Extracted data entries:
*-*-*

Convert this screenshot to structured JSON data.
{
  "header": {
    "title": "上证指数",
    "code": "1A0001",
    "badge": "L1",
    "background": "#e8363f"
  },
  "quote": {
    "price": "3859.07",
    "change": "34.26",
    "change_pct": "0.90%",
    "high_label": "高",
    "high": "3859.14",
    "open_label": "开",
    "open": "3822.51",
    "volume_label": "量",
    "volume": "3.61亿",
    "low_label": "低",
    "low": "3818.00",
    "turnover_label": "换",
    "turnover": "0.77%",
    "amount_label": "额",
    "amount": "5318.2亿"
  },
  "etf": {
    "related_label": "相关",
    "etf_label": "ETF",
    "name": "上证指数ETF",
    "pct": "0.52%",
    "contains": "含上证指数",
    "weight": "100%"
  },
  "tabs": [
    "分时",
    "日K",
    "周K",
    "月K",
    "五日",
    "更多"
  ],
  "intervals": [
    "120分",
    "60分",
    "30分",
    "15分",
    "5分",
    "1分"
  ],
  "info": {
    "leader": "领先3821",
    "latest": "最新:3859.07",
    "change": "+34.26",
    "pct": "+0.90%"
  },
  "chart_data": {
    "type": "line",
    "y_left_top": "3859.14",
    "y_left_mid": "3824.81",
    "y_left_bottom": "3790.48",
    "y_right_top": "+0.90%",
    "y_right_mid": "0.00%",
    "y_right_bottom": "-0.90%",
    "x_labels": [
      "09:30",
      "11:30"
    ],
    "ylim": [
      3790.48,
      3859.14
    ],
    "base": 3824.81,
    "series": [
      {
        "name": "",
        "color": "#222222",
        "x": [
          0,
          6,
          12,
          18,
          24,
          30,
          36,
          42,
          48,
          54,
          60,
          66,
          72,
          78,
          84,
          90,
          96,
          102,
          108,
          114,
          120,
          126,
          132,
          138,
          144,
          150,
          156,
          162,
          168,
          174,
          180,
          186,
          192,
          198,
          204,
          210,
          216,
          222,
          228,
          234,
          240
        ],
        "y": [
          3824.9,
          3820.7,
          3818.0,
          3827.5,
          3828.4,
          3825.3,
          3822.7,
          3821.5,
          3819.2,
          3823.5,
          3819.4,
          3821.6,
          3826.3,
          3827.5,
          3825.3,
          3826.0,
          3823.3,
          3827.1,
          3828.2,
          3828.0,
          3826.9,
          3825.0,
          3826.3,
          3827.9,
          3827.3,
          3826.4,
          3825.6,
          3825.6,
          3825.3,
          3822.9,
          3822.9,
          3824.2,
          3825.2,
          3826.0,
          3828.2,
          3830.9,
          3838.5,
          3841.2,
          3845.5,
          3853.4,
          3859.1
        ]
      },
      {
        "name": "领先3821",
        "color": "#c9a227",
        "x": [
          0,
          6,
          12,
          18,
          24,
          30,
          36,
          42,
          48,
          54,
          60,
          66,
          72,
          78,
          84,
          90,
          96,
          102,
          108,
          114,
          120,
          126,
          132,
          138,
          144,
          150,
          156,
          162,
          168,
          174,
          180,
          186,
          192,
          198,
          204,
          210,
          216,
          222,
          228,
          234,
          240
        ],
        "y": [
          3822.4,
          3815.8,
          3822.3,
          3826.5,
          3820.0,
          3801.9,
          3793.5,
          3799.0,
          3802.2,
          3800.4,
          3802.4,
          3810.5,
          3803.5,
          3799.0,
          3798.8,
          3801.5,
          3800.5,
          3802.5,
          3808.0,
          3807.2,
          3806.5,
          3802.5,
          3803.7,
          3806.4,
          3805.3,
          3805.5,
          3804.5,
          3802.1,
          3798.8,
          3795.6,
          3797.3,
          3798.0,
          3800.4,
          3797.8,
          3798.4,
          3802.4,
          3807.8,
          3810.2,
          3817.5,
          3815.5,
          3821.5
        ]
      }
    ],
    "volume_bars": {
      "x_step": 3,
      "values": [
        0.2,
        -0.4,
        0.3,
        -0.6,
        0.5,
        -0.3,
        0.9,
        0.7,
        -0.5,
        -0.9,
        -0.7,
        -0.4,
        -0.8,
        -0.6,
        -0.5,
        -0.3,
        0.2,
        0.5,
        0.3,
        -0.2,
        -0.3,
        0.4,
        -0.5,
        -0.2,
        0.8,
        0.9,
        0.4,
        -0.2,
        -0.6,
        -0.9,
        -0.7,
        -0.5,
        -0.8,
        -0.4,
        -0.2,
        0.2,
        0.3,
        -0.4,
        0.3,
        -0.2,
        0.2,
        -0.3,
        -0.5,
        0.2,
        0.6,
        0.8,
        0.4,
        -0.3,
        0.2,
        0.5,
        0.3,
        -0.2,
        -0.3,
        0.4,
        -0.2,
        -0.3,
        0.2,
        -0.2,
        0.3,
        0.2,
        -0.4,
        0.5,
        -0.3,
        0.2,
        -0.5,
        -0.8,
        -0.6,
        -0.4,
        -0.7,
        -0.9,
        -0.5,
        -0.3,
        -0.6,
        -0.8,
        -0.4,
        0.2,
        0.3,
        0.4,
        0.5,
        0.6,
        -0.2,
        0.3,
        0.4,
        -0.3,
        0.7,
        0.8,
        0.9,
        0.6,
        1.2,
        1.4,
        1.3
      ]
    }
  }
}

*-*-*

**What you have to do:** Type out the entries again, word for word.

**Worked solution:**
Convert this screenshot to structured JSON data.
{
  "header": {
    "title": "上证指数",
    "code": "1A0001",
    "badge": "L1",
    "background": "#e8363f"
  },
  "quote": {
    "price": "3859.07",
    "change": "34.26",
    "change_pct": "0.90%",
    "high_label": "高",
    "high": "3859.14",
    "open_label": "开",
    "open": "3822.51",
    "volume_label": "量",
    "volume": "3.61亿",
    "low_label": "低",
    "low": "3818.00",
    "turnover_label": "换",
    "turnover": "0.77%",
    "amount_label": "额",
    "amount": "5318.2亿"
  },
  "etf": {
    "related_label": "相关",
    "etf_label": "ETF",
    "name": "上证指数ETF",
    "pct": "0.52%",
    "contains": "含上证指数",
    "weight": "100%"
  },
  "tabs": [
    "分时",
    "日K",
    "周K",
    "月K",
    "五日",
    "更多"
  ],
  "intervals": [
    "120分",
    "60分",
    "30分",
    "15分",
    "5分",
    "1分"
  ],
  "info": {
    "leader": "领先3821",
    "latest": "最新:3859.07",
    "change": "+34.26",
    "pct": "+0.90%"
  },
  "chart_data": {
    "type": "line",
    "y_left_top": "3859.14",
    "y_left_mid": "3824.81",
    "y_left_bottom": "3790.48",
    "y_right_top": "+0.90%",
    "y_right_mid": "0.00%",
    "y_right_bottom": "-0.90%",
    "x_labels": [
      "09:30",
      "11:30"
    ],
    "ylim": [
      3790.48,
      3859.14
    ],
    "base": 3824.81,
    "series": [
      {
        "name": "",
        "color": "#222222",
        "x": [
          0,
          6,
          12,
          18,
          24,
          30,
          36,
          42,
          48,
          54,
          60,
          66,
          72,
          78,
          84,
          90,
          96,
          102,
          108,
          114,
          120,
          126,
          132,
          138,
          144,
          150,
          156,
          162,
          168,
          174,
          180,
          186,
          192,
          198,
          204,
          210,
          216,
          222,
          228,
          234,
          240
        ],
        "y": [
          3824.9,
          3820.7,
          3818.0,
          3827.5,
          3828.4,
          3825.3,
          3822.7,
          3821.5,
          3819.2,
          3823.5,
          3819.4,
          3821.6,
          3826.3,
          3827.5,
          3825.3,
          3826.0,
          3823.3,
          3827.1,
          3828.2,
          3828.0,
          3826.9,
          3825.0,
          3826.3,
          3827.9,
          3827.3,
          3826.4,
          3825.6,
          3825.6,
          3825.3,
          3822.9,
          3822.9,
          3824.2,
          3825.2,
          3826.0,
          3828.2,
          3830.9,
          3838.5,
          3841.2,
          3845.5,
          3853.4,
          3859.1
        ]
      },
      {
        "name": "领先3821",
        "color": "#c9a227",
        "x": [
          0,
          6,
          12,
          18,
          24,
          30,
          36,
          42,
          48,
          54,
          60,
          66,
          72,
          78,
          84,
          90,
          96,
          102,
          108,
          114,
          120,
          126,
          132,
          138,
          144,
          150,
          156,
          162,
          168,
          174,
          180,
          186,
          192,
          198,
          204,
          210,
          216,
          222,
          228,
          234,
          240
        ],
        "y": [
          3822.4,
          3815.8,
          3822.3,
          3826.5,
          3820.0,
          3801.9,
          3793.5,
          3799.0,
          3802.2,
          3800.4,
          3802.4,
          3810.5,
          3803.5,
          3799.0,
          3798.8,
          3801.5,
          3800.5,
          3802.5,
          3808.0,
          3807.2,
          3806.5,
          3802.5,
          3803.7,
          3806.4,
          3805.3,
          3805.5,
          3804.5,
          3802.1,
          3798.8,
          3795.6,
          3797.3,
          3798.0,
          3800.4,
          3797.8,
          3798.4,
          3802.4,
          3807.8,
          3810.2,
          3817.5,
          3815.5,
          3821.5
        ]
      }
    ],
    "volume_bars": {
      "x_step": 3,
      "values": [
        0.2,
        -0.4,
        0.3,
        -0.6,
        0.5,
        -0.3,
        0.9,
        0.7,
        -0.5,
        -0.9,
        -0.7,
        -0.4,
        -0.8,
        -0.6,
        -0.5,
        -0.3,
        0.2,
        0.5,
        0.3,
        -0.2,
        -0.3,
        0.4,
        -0.5,
        -0.2,
        0.8,
        0.9,
        0.4,
        -0.2,
        -0.6,
        -0.9,
        -0.7,
        -0.5,
        -0.8,
        -0.4,
        -0.2,
        0.2,
        0.3,
        -0.4,
        0.3,
        -0.2,
        0.2,
        -0.3,
        -0.5,
        0.2,
        0.6,
        0.8,
        0.4,
        -0.3,
        0.2,
        0.5,
        0.3,
        -0.2,
        -0.3,
        0.4,
        -0.2,
        -0.3,
        0.2,
        -0.2,
        0.3,
        0.2,
        -0.4,
        0.5,
        -0.3,
        0.2,
        -0.5,
        -0.8,
        -0.6,
        -0.4,
        -0.7,
        -0.9,
        -0.5,
        -0.3,
        -0.6,
        -0.8,
        -0.4,
        0.2,
        0.3,
        0.4,
        0.5,
        0.6,
        -0.2,
        0.3,
        0.4,
        -0.3,
        0.7,
        0.8,
        0.9,
        0.6,
        1.2,
        1.4,
        1.3
      ]
    }
  }
}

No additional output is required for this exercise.